→ **Directive**:
Wherever the string "классу" occurs in a line of these records, report that line.

● ● ● ● ●

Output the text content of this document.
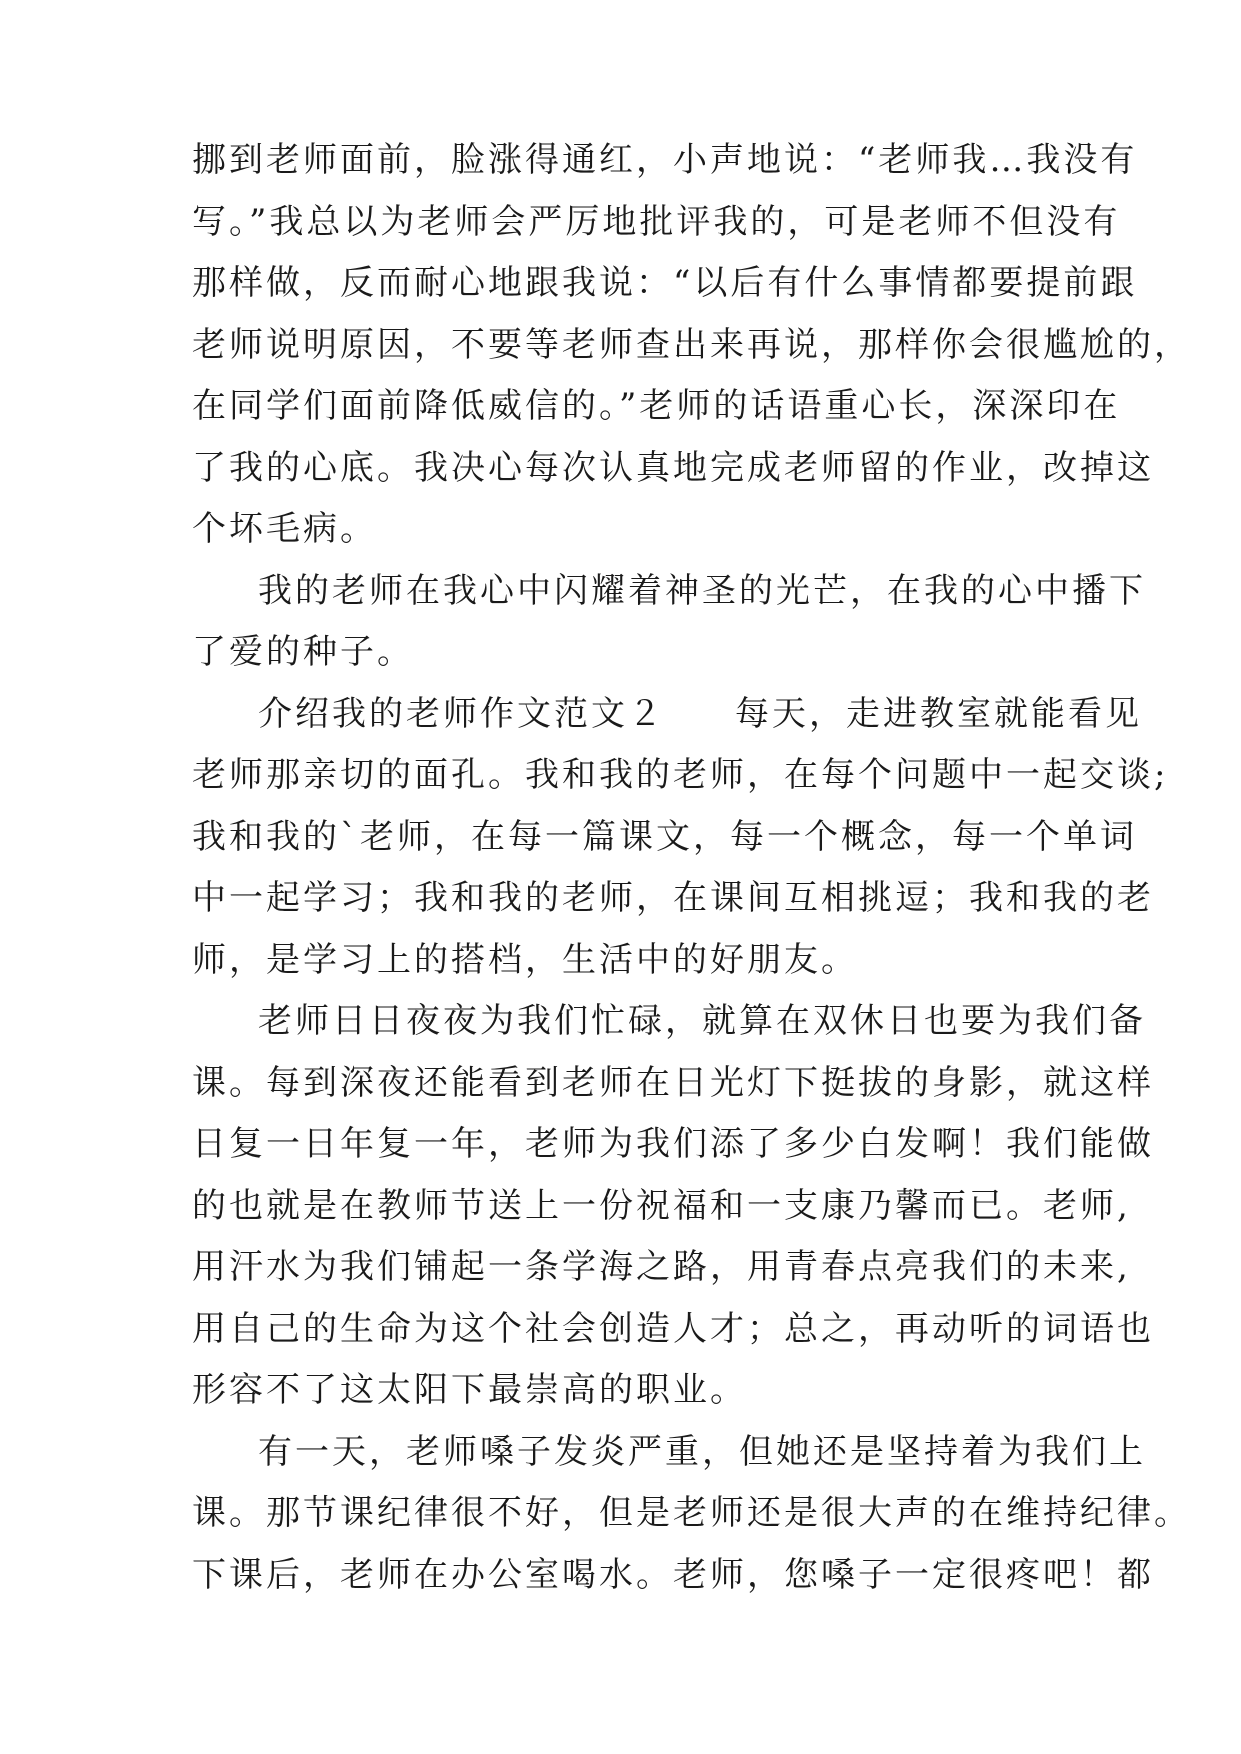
挪到老师面前，脸涨得通红，小声地说：“老师我…我没有
写。”我总以为老师会严厉地批评我的，可是老师不但没有
那样做，反而耐心地跟我说：“以后有什么事情都要提前跟
老师说明原因，不要等老师查出来再说，那样你会很尴尬的，
在同学们面前降低威信的。”老师的话语重心长，深深印在
了我的心底。我决心每次认真地完成老师留的作业，改掉这
个坏毛病。
我的老师在我心中闪耀着神圣的光芒，在我的心中播下
了爱的种子。
介绍我的老师作文范文２ 每天，走进教室就能看见
老师那亲切的面孔。我和我的老师，在每个问题中一起交谈;
我和我的`老师，在每一篇课文，每一个概念，每一个单词
中一起学习；我和我的老师，在课间互相挑逗；我和我的老
师，是学习上的搭档，生活中的好朋友。
老师日日夜夜为我们忙碌，就算在双休日也要为我们备
课。每到深夜还能看到老师在日光灯下挺拔的身影，就这样
日复一日年复一年，老师为我们添了多少白发啊！我们能做
的也就是在教师节送上一份祝福和一支康乃馨而已。老师,
用汗水为我们铺起一条学海之路，用青春点亮我们的未来,
用自己的生命为这个社会创造人才；总之，再动听的词语也
形容不了这太阳下最崇高的职业。
有一天，老师嗓子发炎严重，但她还是坚持着为我们上
课。那节课纪律很不好，但是老师还是很大声的在维持纪律。
下课后，老师在办公室喝水。老师，您嗓子一定很疼吧！都
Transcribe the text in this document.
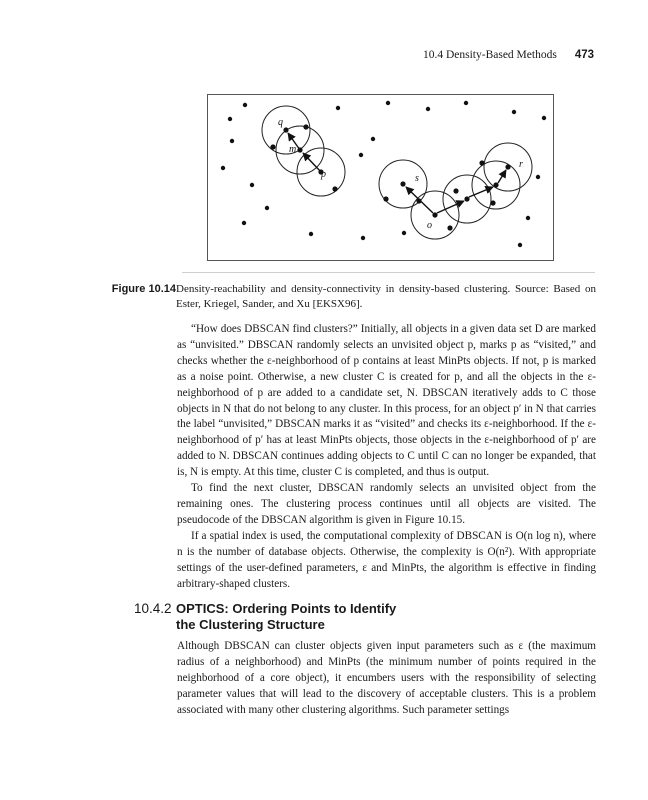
10.4 Density-Based Methods 473
q
m
p	s
o
r
Figure 10.14 Density-reachability and density-connectivity in density-based clustering. Source: Based on Ester, Kriegel, Sander, and Xu [EKSX96].

“How does DBSCAN find clusters?” Initially, all objects in a given data set D are marked as “unvisited.” DBSCAN randomly selects an unvisited object p, marks p as “visited,” and checks whether the ε-neighborhood of p contains at least MinPts objects. If not, p is marked as a noise point. Otherwise, a new cluster C is created for p, and all the objects in the ε-neighborhood of p are added to a candidate set, N. DBSCAN iteratively adds to C those objects in N that do not belong to any cluster. In this process, for an object p′ in N that carries the label “unvisited,” DBSCAN marks it as “visited” and checks its ε-neighborhood. If the ε-neighborhood of p′ has at least MinPts objects, those objects in the ε-neighborhood of p′ are added to N. DBSCAN continues adding objects to C until C can no longer be expanded, that is, N is empty. At this time, cluster C is completed, and thus is output.

To find the next cluster, DBSCAN randomly selects an unvisited object from the remaining ones. The clustering process continues until all objects are visited. The pseudocode of the DBSCAN algorithm is given in Figure 10.15.

If a spatial index is used, the computational complexity of DBSCAN is O(n log n), where n is the number of database objects. Otherwise, the complexity is O(n²). With appropriate settings of the user-defined parameters, ε and MinPts, the algorithm is effective in finding arbitrary-shaped clusters.

10.4.2 OPTICS: Ordering Points to Identify
the Clustering Structure

Although DBSCAN can cluster objects given input parameters such as ε (the maximum radius of a neighborhood) and MinPts (the minimum number of points required in the neighborhood of a core object), it encumbers users with the responsibility of selecting parameter values that will lead to the discovery of acceptable clusters. This is a problem associated with many other clustering algorithms. Such parameter settings
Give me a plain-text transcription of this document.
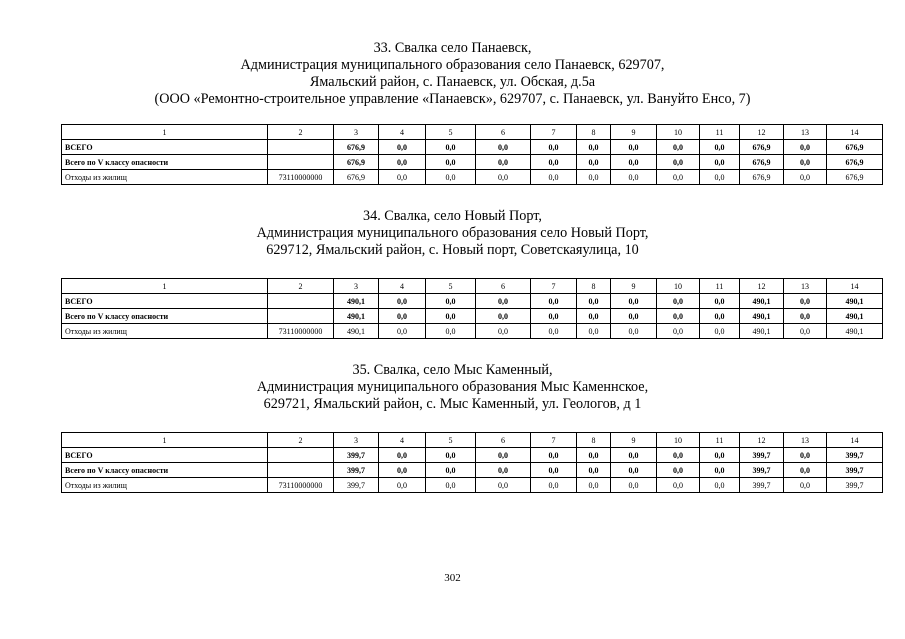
33. Свалка село Панаевск,
Администрация муниципального образования село Панаевск, 629707,
Ямальский район, с. Панаевск, ул. Обская, д.5а
(ООО «Ремонтно-строительное управление «Панаевск», 629707, с. Панаевск, ул. Вануйто Енсо, 7)
1	2	3	4	5	6	7	8	9	10	11	12	13	14
ВСЕГО		676,9	0,0	0,0	0,0	0,0	0,0	0,0	0,0	0,0	676,9	0,0	676,9
Всего по V классу опасности		676,9	0,0	0,0	0,0	0,0	0,0	0,0	0,0	0,0	676,9	0,0	676,9
Отходы из жилищ	73110000000	676,9	0,0	0,0	0,0	0,0	0,0	0,0	0,0	0,0	676,9	0,0	676,9
34. Свалка, село Новый Порт,
Администрация муниципального образования село Новый Порт,
629712, Ямальский район, с. Новый порт, Советскаяулица, 10
1	2	3	4	5	6	7	8	9	10	11	12	13	14
ВСЕГО		490,1	0,0	0,0	0,0	0,0	0,0	0,0	0,0	0,0	490,1	0,0	490,1
Всего по V классу опасности		490,1	0,0	0,0	0,0	0,0	0,0	0,0	0,0	0,0	490,1	0,0	490,1
Отходы из жилищ	73110000000	490,1	0,0	0,0	0,0	0,0	0,0	0,0	0,0	0,0	490,1	0,0	490,1
35. Свалка, село Мыс Каменный,
Администрация муниципального образования Мыс Каменнское,
629721, Ямальский район, с. Мыс Каменный, ул. Геологов, д 1
1	2	3	4	5	6	7	8	9	10	11	12	13	14
ВСЕГО		399,7	0,0	0,0	0,0	0,0	0,0	0,0	0,0	0,0	399,7	0,0	399,7
Всего по V классу опасности		399,7	0,0	0,0	0,0	0,0	0,0	0,0	0,0	0,0	399,7	0,0	399,7
Отходы из жилищ	73110000000	399,7	0,0	0,0	0,0	0,0	0,0	0,0	0,0	0,0	399,7	0,0	399,7
302
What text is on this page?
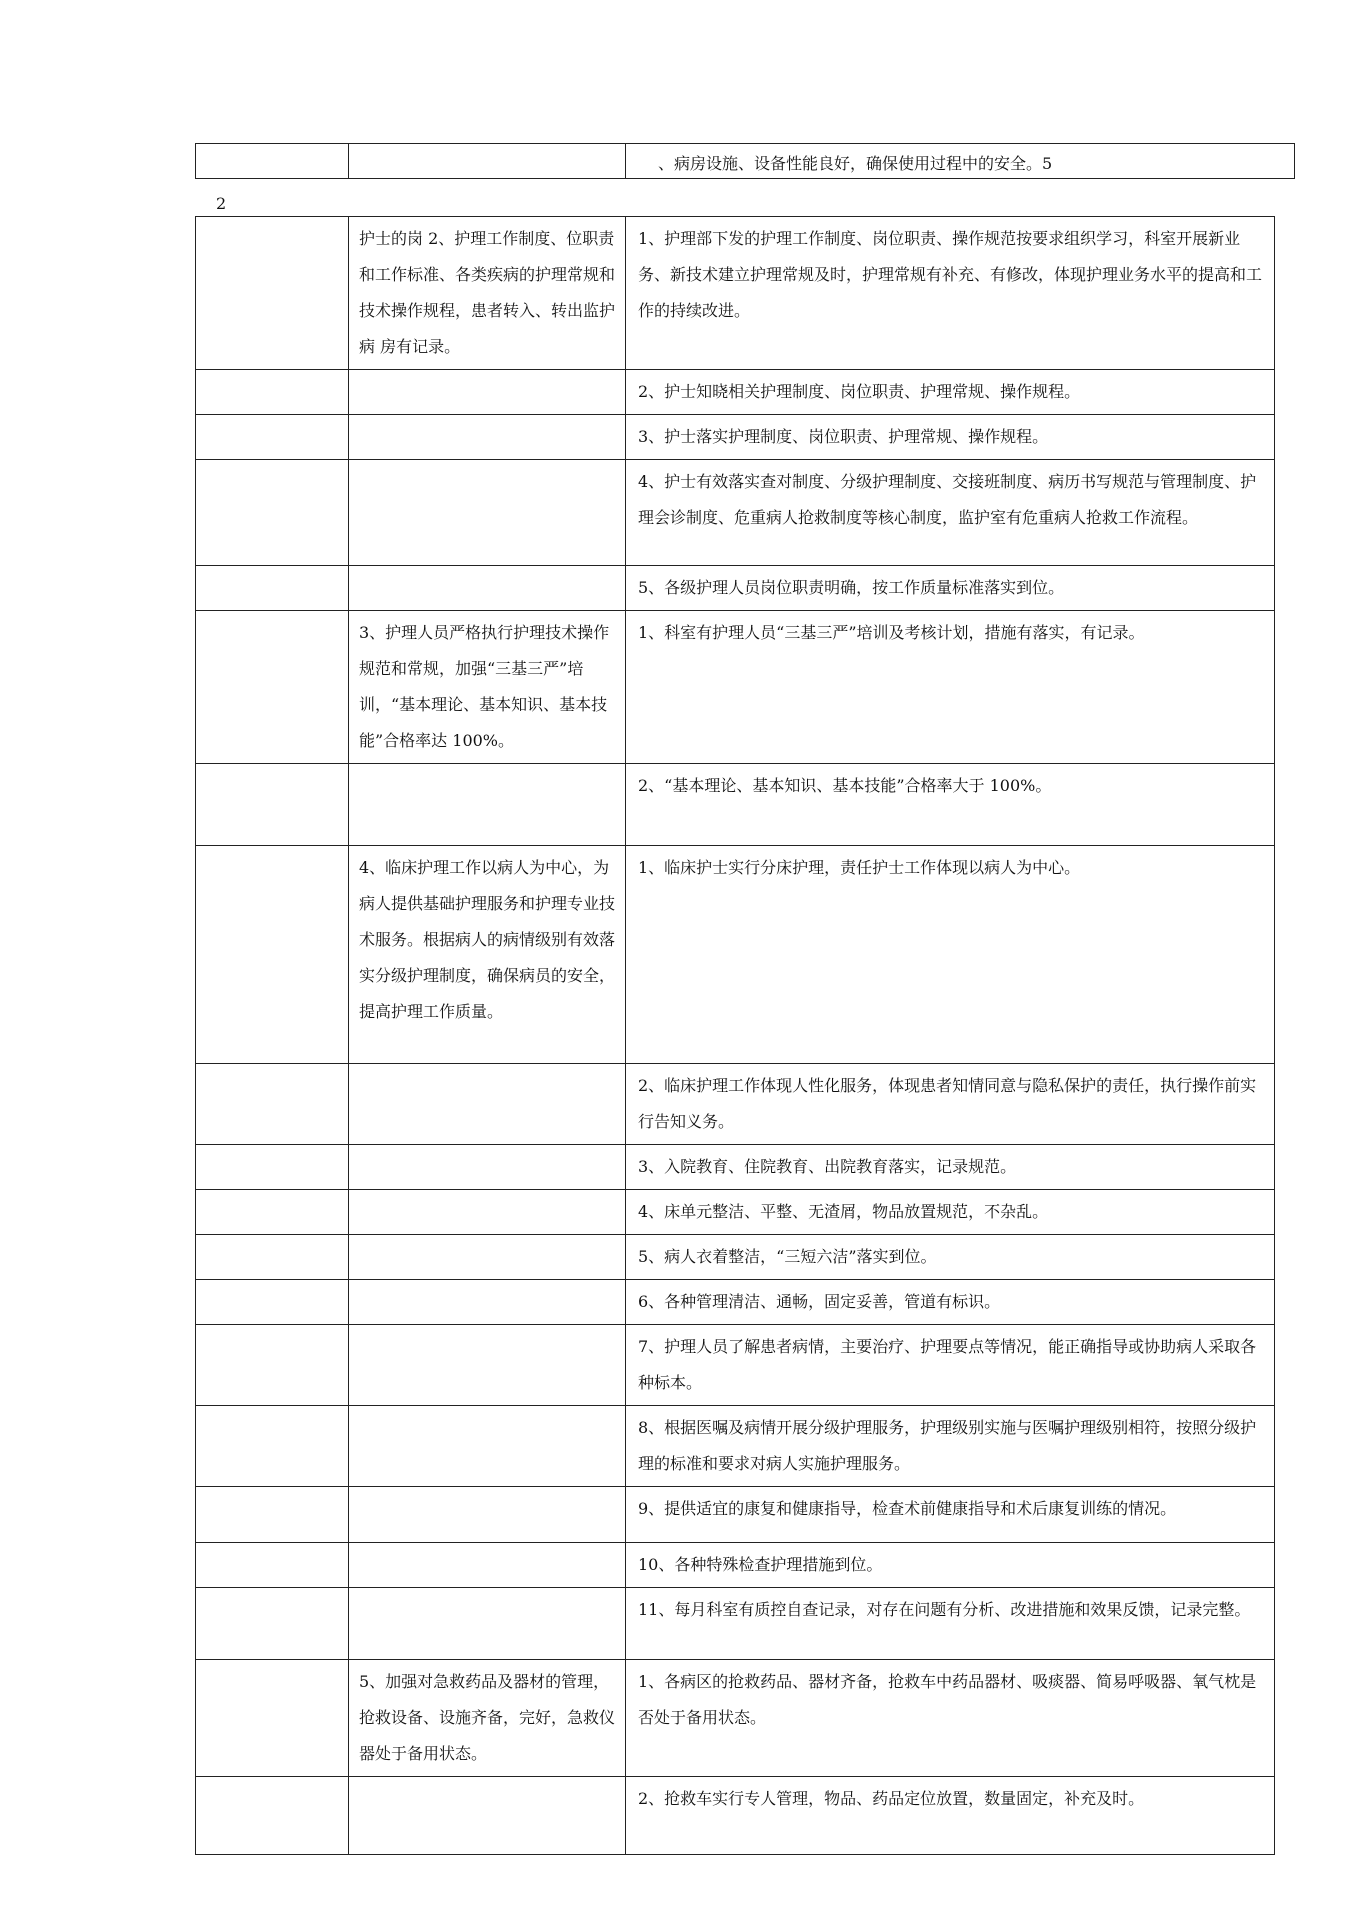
		、病房设施、设备性能良好，确保使用过程中的安全。5
2
	护士的岗 2、护理工作制度、位职责和工作标准、各类疾病的护理常规和技术操作规程，患者转入、转出监护病 房有记录。	1、护理部下发的护理工作制度、岗位职责、操作规范按要求组织学习，科室开展新业务、新技术建立护理常规及时，护理常规有补充、有修改，体现护理业务水平的提高和工作的持续改进。
		2、护士知晓相关护理制度、岗位职责、护理常规、操作规程。
		3、护士落实护理制度、岗位职责、护理常规、操作规程。
		4、护士有效落实查对制度、分级护理制度、交接班制度、病历书写规范与管理制度、护理会诊制度、危重病人抢救制度等核心制度，监护室有危重病人抢救工作流程。
		5、各级护理人员岗位职责明确，按工作质量标准落实到位。
	3、护理人员严格执行护理技术操作规范和常规，加强“三基三严”培训，“基本理论、基本知识、基本技能”合格率达 100%。	1、科室有护理人员“三基三严”培训及考核计划，措施有落实，有记录。
		2、“基本理论、基本知识、基本技能”合格率大于 100%。
	4、临床护理工作以病人为中心，为病人提供基础护理服务和护理专业技术服务。根据病人的病情级别有效落实分级护理制度，确保病员的安全，提高护理工作质量。	1、临床护士实行分床护理，责任护士工作体现以病人为中心。
		2、临床护理工作体现人性化服务，体现患者知情同意与隐私保护的责任，执行操作前实行告知义务。
		3、入院教育、住院教育、出院教育落实，记录规范。
		4、床单元整洁、平整、无渣屑，物品放置规范，不杂乱。
		5、病人衣着整洁，“三短六洁”落实到位。
		6、各种管理清洁、通畅，固定妥善，管道有标识。
		7、护理人员了解患者病情，主要治疗、护理要点等情况，能正确指导或协助病人采取各种标本。
		8、根据医嘱及病情开展分级护理服务，护理级别实施与医嘱护理级别相符，按照分级护理的标准和要求对病人实施护理服务。
		9、提供适宜的康复和健康指导，检查术前健康指导和术后康复训练的情况。
		10、各种特殊检查护理措施到位。
		11、每月科室有质控自查记录，对存在问题有分析、改进措施和效果反馈，记录完整。
	5、加强对急救药品及器材的管理，抢救设备、设施齐备，完好，急救仪器处于备用状态。	1、各病区的抢救药品、器材齐备，抢救车中药品器材、吸痰器、简易呼吸器、氧气枕是否处于备用状态。
		2、抢救车实行专人管理，物品、药品定位放置，数量固定，补充及时。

● ● ● ● ●

→ **Response**:
Всего по V классу опасности		676,9	0,0	0,0	0,0	0,0	0,0	0,0	0,0	0,0	676,9	0,0	676,9
Всего по V классу опасности		490,1	0,0	0,0	0,0	0,0	0,0	0,0	0,0	0,0	490,1	0,0	490,1
Всего по V классу опасности		399,7	0,0	0,0	0,0	0,0	0,0	0,0	0,0	0,0	399,7	0,0	399,7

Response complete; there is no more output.